▶ TASK GOAL
Using the records below, copy out exactly the line that contains "Transcribe this image's" and every line that follows it, up to and including the last, and no others.

▶ EXERCISE MATERIALS

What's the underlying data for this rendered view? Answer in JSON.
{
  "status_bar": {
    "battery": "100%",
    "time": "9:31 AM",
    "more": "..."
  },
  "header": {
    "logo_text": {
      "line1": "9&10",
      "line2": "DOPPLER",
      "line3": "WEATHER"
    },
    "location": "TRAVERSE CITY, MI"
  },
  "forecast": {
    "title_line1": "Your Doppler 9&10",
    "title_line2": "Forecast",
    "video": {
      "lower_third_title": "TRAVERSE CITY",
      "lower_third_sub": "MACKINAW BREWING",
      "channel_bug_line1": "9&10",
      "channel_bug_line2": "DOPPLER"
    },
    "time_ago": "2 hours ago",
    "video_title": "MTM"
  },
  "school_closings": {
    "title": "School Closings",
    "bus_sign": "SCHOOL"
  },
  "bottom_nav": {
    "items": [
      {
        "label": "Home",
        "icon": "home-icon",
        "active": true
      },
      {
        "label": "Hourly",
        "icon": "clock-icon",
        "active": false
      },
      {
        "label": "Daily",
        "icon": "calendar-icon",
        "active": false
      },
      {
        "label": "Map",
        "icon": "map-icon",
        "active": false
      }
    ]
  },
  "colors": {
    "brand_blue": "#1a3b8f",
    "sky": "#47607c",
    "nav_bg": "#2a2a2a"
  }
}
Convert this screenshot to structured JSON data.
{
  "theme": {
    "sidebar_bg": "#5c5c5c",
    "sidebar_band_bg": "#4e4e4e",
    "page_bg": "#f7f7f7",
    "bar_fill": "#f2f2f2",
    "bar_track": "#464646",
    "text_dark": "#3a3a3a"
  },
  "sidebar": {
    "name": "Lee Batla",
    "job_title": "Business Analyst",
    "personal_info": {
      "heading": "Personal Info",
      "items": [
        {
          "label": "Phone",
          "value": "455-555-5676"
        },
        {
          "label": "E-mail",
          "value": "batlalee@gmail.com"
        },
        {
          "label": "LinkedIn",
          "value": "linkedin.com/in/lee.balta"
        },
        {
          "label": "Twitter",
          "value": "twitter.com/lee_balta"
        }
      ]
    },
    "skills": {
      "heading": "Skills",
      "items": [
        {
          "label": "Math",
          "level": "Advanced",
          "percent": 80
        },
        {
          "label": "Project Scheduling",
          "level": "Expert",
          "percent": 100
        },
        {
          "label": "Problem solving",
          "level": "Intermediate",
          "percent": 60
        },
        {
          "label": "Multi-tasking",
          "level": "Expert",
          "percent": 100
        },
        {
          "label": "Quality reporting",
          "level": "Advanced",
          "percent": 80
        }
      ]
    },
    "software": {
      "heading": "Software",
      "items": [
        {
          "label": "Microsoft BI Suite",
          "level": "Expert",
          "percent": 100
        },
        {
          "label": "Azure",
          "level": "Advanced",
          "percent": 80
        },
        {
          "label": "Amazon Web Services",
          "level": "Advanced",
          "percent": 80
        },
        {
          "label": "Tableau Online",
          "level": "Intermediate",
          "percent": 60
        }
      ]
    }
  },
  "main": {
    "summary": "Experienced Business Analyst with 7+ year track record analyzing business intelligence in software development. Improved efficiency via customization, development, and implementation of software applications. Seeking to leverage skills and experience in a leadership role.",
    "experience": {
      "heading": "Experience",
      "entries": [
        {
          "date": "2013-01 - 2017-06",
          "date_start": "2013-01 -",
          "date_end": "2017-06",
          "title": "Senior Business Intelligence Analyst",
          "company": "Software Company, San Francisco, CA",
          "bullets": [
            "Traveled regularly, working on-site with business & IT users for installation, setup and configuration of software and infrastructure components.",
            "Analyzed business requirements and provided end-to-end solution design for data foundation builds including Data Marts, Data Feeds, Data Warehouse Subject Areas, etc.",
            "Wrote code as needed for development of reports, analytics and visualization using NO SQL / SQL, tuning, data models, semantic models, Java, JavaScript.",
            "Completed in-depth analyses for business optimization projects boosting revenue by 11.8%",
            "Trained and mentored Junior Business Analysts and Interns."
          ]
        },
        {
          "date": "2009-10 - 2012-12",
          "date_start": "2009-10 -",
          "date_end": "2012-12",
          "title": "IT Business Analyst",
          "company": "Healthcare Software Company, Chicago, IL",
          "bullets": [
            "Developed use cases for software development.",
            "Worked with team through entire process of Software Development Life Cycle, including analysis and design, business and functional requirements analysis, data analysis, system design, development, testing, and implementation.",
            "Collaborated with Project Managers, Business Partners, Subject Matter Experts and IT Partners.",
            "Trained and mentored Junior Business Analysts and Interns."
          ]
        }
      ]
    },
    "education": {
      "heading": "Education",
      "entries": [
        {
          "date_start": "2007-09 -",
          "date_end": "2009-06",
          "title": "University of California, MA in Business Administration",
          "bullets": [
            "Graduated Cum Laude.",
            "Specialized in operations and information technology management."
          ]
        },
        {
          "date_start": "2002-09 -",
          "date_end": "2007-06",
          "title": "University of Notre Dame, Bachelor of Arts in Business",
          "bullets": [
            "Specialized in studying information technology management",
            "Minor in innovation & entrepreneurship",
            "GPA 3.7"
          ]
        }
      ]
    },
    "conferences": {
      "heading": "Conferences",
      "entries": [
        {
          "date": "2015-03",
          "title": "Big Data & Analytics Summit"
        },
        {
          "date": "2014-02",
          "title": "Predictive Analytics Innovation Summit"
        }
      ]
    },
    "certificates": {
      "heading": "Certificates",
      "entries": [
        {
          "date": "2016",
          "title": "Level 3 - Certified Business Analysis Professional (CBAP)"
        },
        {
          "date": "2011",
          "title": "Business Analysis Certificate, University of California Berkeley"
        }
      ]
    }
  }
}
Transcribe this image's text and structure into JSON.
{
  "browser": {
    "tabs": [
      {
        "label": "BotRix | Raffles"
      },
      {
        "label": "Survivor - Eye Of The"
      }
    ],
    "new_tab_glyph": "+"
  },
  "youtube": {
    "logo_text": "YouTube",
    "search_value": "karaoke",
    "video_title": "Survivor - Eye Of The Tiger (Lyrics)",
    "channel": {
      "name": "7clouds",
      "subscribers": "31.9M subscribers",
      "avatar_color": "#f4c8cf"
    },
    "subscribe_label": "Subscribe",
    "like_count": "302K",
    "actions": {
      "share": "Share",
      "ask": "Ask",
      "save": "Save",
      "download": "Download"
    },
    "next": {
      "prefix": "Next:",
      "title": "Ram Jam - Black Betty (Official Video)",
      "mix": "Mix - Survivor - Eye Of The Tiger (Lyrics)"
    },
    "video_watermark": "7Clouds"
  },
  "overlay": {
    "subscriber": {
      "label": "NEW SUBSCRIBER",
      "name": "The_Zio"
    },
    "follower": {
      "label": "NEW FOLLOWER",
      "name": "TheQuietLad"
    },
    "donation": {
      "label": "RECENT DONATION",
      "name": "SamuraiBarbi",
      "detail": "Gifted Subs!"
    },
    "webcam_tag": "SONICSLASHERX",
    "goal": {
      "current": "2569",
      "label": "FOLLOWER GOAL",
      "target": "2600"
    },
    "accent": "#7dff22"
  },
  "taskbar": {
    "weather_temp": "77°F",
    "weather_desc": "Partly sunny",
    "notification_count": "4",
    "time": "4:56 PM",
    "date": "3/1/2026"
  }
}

▶ COMPLETED EXERCISE
Transcribe this image's text and structure into JSON.
{
  "browser": {
    "tabs": [
      {
        "label": "BotRix | Raffles"
      },
      {
        "label": "Survivor - Eye Of The"
      }
    ],
    "new_tab_glyph": "+"
  },
  "youtube": {
    "logo_text": "YouTube",
    "search_value": "karaoke",
    "video_title": "Survivor - Eye Of The Tiger (Lyrics)",
    "channel": {
      "name": "7clouds",
      "subscribers": "31.9M subscribers",
      "avatar_color": "#f4c8cf"
    },
    "subscribe_label": "Subscribe",
    "like_count": "302K",
    "actions": {
      "share": "Share",
      "ask": "Ask",
      "save": "Save",
      "download": "Download"
    },
    "next": {
      "prefix": "Next:",
      "title": "Ram Jam - Black Betty (Official Video)",
      "mix": "Mix - Survivor - Eye Of The Tiger (Lyrics)"
    },
    "video_watermark": "7Clouds"
  },
  "overlay": {
    "subscriber": {
      "label": "NEW SUBSCRIBER",
      "name": "The_Zio"
    },
    "follower": {
      "label": "NEW FOLLOWER",
      "name": "TheQuietLad"
    },
    "donation": {
      "label": "RECENT DONATION",
      "name": "SamuraiBarbi",
      "detail": "Gifted Subs!"
    },
    "webcam_tag": "SONICSLASHERX",
    "goal": {
      "current": "2569",
      "label": "FOLLOWER GOAL",
      "target": "2600"
    },
    "accent": "#7dff22"
  },
  "taskbar": {
    "weather_temp": "77°F",
    "weather_desc": "Partly sunny",
    "notification_count": "4",
    "time": "4:56 PM",
    "date": "3/1/2026"
  }
}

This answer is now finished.